[Supplied data]:
####

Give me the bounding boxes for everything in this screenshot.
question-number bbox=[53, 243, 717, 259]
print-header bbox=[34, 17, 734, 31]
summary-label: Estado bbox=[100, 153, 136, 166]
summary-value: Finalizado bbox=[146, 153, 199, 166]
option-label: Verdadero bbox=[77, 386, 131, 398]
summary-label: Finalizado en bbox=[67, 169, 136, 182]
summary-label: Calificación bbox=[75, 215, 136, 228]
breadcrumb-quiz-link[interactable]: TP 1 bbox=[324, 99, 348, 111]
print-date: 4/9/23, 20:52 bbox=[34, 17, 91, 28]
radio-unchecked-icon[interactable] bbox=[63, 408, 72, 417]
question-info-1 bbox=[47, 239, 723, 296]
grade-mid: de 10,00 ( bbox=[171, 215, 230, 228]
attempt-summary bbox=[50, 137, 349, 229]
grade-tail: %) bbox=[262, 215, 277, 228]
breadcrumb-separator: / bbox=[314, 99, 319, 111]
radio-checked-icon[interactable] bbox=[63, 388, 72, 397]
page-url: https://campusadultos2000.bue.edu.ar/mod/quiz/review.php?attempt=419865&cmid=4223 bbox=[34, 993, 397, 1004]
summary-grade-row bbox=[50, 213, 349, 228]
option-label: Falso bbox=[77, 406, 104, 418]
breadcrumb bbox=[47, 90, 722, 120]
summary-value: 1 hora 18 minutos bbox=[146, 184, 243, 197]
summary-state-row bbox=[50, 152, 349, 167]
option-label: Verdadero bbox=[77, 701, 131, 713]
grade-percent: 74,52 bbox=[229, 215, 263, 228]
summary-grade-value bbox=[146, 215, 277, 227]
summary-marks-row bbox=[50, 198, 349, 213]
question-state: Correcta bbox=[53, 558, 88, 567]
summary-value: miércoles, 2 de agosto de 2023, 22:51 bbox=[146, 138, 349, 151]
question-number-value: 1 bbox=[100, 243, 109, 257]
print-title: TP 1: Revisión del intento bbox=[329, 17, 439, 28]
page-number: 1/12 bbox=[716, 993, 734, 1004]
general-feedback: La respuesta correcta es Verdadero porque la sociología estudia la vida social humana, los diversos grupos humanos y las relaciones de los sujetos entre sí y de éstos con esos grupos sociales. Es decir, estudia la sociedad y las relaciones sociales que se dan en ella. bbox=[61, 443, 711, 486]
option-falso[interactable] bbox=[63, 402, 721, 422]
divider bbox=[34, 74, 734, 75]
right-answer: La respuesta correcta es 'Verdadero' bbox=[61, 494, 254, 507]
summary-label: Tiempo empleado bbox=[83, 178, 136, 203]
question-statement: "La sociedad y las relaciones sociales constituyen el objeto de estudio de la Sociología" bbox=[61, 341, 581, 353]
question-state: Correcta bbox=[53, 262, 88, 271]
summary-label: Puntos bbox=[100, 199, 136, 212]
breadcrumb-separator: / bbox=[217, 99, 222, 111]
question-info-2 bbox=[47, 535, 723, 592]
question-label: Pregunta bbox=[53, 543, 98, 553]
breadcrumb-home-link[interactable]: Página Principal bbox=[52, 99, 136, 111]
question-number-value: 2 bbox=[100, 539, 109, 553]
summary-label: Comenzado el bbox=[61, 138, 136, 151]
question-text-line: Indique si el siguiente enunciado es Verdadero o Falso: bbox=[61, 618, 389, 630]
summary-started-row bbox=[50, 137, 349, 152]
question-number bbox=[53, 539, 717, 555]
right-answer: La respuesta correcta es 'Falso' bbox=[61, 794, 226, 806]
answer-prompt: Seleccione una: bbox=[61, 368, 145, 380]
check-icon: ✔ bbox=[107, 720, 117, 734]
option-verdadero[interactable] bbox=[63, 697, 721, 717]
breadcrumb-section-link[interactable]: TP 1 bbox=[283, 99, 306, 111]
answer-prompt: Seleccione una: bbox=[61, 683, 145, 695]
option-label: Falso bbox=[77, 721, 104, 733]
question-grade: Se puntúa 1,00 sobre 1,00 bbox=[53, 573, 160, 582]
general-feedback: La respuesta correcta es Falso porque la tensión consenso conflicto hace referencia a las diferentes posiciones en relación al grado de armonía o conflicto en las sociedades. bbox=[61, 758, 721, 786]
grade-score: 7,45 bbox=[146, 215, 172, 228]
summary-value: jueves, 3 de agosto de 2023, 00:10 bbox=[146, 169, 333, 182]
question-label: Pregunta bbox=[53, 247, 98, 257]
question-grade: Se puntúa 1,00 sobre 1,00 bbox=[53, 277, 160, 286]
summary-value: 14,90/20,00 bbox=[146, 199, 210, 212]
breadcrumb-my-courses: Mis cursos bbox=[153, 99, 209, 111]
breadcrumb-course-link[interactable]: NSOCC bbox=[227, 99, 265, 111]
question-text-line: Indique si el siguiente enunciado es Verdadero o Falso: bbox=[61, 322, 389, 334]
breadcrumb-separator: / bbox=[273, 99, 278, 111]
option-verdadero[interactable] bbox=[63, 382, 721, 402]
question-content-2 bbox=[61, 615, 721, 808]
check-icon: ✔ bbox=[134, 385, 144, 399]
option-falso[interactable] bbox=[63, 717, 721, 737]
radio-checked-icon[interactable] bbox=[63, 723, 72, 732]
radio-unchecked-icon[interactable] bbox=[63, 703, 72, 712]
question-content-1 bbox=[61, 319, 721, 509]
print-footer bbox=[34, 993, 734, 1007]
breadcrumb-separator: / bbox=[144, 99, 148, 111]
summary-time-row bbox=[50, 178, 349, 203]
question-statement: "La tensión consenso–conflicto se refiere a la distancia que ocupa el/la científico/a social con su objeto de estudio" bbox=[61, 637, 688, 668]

####

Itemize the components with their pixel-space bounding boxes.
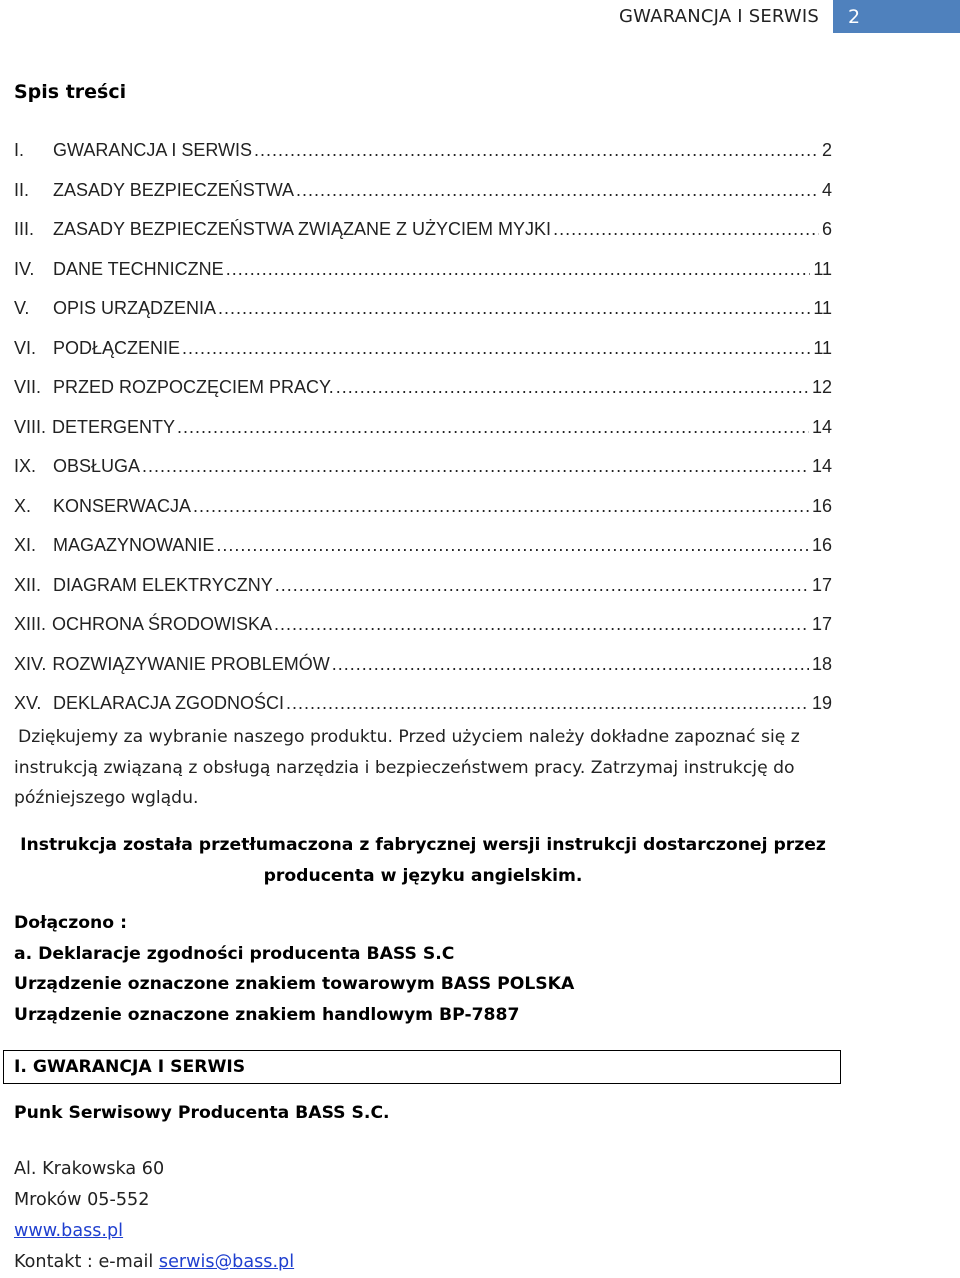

####

[Written exercise]: Swap "option-label" for "choice-label" everywhere from the line containing "Give me the" down to the line containing "breadcrumb bbox=[47, 90, 722, 120]". Return only those lines, with everything else left as it is.

[Response to this task]:
Give me the bounding boxes for everything in this screenshot.
question-number bbox=[53, 243, 717, 259]
print-header bbox=[34, 17, 734, 31]
summary-label: Estado bbox=[100, 153, 136, 166]
summary-value: Finalizado bbox=[146, 153, 199, 166]
choice-label: Verdadero bbox=[77, 386, 131, 398]
summary-label: Finalizado en bbox=[67, 169, 136, 182]
summary-label: Calificación bbox=[75, 215, 136, 228]
breadcrumb-quiz-link[interactable]: TP 1 bbox=[324, 99, 348, 111]
print-date: 4/9/23, 20:52 bbox=[34, 17, 91, 28]
radio-unchecked-icon[interactable] bbox=[63, 408, 72, 417]
question-info-1 bbox=[47, 239, 723, 296]
grade-mid: de 10,00 ( bbox=[171, 215, 230, 228]
attempt-summary bbox=[50, 137, 349, 229]
grade-tail: %) bbox=[262, 215, 277, 228]
breadcrumb-separator: / bbox=[314, 99, 319, 111]
radio-checked-icon[interactable] bbox=[63, 388, 72, 397]
page-url: https://campusadultos2000.bue.edu.ar/mod/quiz/review.php?attempt=419865&cmid=4223 bbox=[34, 993, 397, 1004]
summary-grade-row bbox=[50, 213, 349, 228]
choice-label: Falso bbox=[77, 406, 104, 418]
breadcrumb bbox=[47, 90, 722, 120]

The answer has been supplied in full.